Starting with the line that contains "What data populates", set down each line through the end of the entries below, exactly and with nothing added.

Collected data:
----------

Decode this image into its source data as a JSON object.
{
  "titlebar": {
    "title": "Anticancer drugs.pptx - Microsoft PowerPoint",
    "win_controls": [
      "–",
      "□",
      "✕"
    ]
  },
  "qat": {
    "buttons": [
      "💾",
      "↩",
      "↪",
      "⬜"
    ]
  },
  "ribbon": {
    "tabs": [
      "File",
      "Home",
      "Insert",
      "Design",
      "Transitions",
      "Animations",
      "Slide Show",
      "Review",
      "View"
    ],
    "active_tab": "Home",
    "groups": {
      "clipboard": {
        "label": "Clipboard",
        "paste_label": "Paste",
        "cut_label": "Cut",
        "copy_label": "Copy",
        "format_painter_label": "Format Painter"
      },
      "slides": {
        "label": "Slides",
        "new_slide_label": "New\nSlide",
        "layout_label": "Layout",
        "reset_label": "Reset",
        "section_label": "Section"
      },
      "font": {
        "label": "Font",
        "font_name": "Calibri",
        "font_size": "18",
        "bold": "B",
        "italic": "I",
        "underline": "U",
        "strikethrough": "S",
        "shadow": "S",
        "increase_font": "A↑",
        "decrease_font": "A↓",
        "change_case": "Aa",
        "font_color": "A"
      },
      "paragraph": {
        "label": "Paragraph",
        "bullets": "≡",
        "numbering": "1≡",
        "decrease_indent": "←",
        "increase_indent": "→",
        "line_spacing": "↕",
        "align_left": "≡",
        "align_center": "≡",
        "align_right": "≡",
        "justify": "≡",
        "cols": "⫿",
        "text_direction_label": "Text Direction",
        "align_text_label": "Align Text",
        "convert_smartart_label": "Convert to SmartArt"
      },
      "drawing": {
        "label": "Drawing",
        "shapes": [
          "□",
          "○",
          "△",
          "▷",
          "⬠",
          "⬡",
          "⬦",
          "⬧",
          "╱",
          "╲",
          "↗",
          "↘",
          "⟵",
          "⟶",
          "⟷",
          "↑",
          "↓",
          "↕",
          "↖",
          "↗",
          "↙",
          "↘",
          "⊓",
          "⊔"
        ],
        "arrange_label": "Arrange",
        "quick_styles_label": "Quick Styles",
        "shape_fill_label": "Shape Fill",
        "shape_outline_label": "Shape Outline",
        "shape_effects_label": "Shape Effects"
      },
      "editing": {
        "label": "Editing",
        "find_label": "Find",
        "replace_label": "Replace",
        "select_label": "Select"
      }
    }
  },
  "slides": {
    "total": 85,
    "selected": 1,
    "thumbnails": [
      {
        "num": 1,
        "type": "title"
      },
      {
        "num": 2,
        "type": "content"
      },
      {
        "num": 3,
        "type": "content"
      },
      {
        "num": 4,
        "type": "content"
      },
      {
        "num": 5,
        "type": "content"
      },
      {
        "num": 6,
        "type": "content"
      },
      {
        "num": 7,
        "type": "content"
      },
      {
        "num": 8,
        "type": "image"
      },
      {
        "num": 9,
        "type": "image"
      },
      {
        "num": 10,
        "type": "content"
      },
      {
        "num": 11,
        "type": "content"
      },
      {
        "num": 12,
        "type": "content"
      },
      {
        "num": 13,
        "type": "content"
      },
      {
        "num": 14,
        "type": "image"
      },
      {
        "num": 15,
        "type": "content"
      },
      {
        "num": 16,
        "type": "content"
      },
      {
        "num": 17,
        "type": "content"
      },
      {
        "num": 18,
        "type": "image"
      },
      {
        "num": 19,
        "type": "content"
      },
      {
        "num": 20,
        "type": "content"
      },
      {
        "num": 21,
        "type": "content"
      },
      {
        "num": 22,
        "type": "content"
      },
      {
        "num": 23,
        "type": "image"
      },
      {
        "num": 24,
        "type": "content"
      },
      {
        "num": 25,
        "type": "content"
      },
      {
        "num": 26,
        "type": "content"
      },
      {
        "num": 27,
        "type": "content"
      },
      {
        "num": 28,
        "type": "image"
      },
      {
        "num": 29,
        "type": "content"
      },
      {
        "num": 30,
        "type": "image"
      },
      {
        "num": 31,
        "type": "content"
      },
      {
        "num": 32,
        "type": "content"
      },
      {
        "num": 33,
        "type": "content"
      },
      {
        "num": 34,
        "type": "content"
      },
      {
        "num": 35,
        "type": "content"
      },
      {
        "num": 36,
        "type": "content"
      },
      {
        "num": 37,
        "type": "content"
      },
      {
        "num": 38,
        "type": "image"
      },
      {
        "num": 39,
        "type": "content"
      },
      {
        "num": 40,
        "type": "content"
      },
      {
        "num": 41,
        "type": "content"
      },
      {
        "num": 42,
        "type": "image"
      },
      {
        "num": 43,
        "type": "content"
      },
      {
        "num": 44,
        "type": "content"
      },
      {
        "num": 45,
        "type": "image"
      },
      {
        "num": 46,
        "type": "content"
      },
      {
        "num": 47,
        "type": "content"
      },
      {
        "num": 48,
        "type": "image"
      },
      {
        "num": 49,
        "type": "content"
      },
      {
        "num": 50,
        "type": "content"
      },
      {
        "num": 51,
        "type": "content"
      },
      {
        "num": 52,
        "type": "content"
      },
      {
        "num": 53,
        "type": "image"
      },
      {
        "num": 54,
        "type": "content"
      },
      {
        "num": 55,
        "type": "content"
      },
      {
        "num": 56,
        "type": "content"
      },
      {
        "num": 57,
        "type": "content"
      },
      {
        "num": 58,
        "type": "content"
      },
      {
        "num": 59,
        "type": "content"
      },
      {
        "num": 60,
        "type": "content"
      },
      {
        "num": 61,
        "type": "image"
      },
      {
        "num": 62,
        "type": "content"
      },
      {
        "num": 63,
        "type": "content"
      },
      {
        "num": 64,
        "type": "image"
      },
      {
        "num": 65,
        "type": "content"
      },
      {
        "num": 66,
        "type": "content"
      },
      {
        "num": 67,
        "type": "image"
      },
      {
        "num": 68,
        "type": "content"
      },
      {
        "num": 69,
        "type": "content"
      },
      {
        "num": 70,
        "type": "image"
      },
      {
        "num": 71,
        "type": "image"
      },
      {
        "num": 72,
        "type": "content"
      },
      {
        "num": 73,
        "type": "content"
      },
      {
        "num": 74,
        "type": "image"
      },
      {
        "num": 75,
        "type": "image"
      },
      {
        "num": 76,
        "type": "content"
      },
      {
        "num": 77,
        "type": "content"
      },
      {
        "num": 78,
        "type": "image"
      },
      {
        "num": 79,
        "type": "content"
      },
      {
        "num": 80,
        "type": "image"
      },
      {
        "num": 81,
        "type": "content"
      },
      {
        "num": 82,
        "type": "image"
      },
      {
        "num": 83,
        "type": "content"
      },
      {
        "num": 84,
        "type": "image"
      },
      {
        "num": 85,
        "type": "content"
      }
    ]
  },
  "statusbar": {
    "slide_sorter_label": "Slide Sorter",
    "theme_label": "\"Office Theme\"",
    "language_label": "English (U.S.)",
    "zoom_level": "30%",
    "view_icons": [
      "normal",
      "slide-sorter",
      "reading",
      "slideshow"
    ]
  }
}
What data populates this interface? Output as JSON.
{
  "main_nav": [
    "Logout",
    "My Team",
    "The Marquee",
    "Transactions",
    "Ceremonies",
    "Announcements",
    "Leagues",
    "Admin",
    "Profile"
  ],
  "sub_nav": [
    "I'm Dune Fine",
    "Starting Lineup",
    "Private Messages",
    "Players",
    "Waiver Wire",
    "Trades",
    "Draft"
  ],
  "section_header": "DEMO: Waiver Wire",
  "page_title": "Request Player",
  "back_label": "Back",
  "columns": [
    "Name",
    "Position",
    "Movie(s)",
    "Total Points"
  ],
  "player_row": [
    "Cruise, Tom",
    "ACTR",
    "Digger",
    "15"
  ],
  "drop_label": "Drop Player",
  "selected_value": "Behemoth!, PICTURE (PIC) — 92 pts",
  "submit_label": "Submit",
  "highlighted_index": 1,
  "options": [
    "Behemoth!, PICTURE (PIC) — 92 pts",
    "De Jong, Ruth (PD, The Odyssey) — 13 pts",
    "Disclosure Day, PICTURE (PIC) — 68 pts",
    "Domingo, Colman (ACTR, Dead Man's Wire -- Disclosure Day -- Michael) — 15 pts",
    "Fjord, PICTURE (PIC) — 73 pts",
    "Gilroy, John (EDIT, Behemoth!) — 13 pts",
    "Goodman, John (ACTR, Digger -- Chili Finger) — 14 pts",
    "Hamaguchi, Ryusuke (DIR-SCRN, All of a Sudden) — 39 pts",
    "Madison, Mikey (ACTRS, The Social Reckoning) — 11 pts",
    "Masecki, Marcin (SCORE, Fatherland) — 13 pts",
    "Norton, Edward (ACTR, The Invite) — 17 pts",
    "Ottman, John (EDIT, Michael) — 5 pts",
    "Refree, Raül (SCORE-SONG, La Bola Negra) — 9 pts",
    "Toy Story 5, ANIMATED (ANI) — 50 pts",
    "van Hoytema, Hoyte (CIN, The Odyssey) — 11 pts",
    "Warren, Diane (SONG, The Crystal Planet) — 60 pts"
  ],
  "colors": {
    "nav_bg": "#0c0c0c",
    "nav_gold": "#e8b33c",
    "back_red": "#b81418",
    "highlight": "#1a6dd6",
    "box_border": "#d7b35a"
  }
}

----------

#### Complete output
What data populates this interface? Output as JSON.
{
  "main_nav": [
    "Logout",
    "My Team",
    "The Marquee",
    "Transactions",
    "Ceremonies",
    "Announcements",
    "Leagues",
    "Admin",
    "Profile"
  ],
  "sub_nav": [
    "I'm Dune Fine",
    "Starting Lineup",
    "Private Messages",
    "Players",
    "Waiver Wire",
    "Trades",
    "Draft"
  ],
  "section_header": "DEMO: Waiver Wire",
  "page_title": "Request Player",
  "back_label": "Back",
  "columns": [
    "Name",
    "Position",
    "Movie(s)",
    "Total Points"
  ],
  "player_row": [
    "Cruise, Tom",
    "ACTR",
    "Digger",
    "15"
  ],
  "drop_label": "Drop Player",
  "selected_value": "Behemoth!, PICTURE (PIC) — 92 pts",
  "submit_label": "Submit",
  "highlighted_index": 1,
  "options": [
    "Behemoth!, PICTURE (PIC) — 92 pts",
    "De Jong, Ruth (PD, The Odyssey) — 13 pts",
    "Disclosure Day, PICTURE (PIC) — 68 pts",
    "Domingo, Colman (ACTR, Dead Man's Wire -- Disclosure Day -- Michael) — 15 pts",
    "Fjord, PICTURE (PIC) — 73 pts",
    "Gilroy, John (EDIT, Behemoth!) — 13 pts",
    "Goodman, John (ACTR, Digger -- Chili Finger) — 14 pts",
    "Hamaguchi, Ryusuke (DIR-SCRN, All of a Sudden) — 39 pts",
    "Madison, Mikey (ACTRS, The Social Reckoning) — 11 pts",
    "Masecki, Marcin (SCORE, Fatherland) — 13 pts",
    "Norton, Edward (ACTR, The Invite) — 17 pts",
    "Ottman, John (EDIT, Michael) — 5 pts",
    "Refree, Raül (SCORE-SONG, La Bola Negra) — 9 pts",
    "Toy Story 5, ANIMATED (ANI) — 50 pts",
    "van Hoytema, Hoyte (CIN, The Odyssey) — 11 pts",
    "Warren, Diane (SONG, The Crystal Planet) — 60 pts"
  ],
  "colors": {
    "nav_bg": "#0c0c0c",
    "nav_gold": "#e8b33c",
    "back_red": "#b81418",
    "highlight": "#1a6dd6",
    "box_border": "#d7b35a"
  }
}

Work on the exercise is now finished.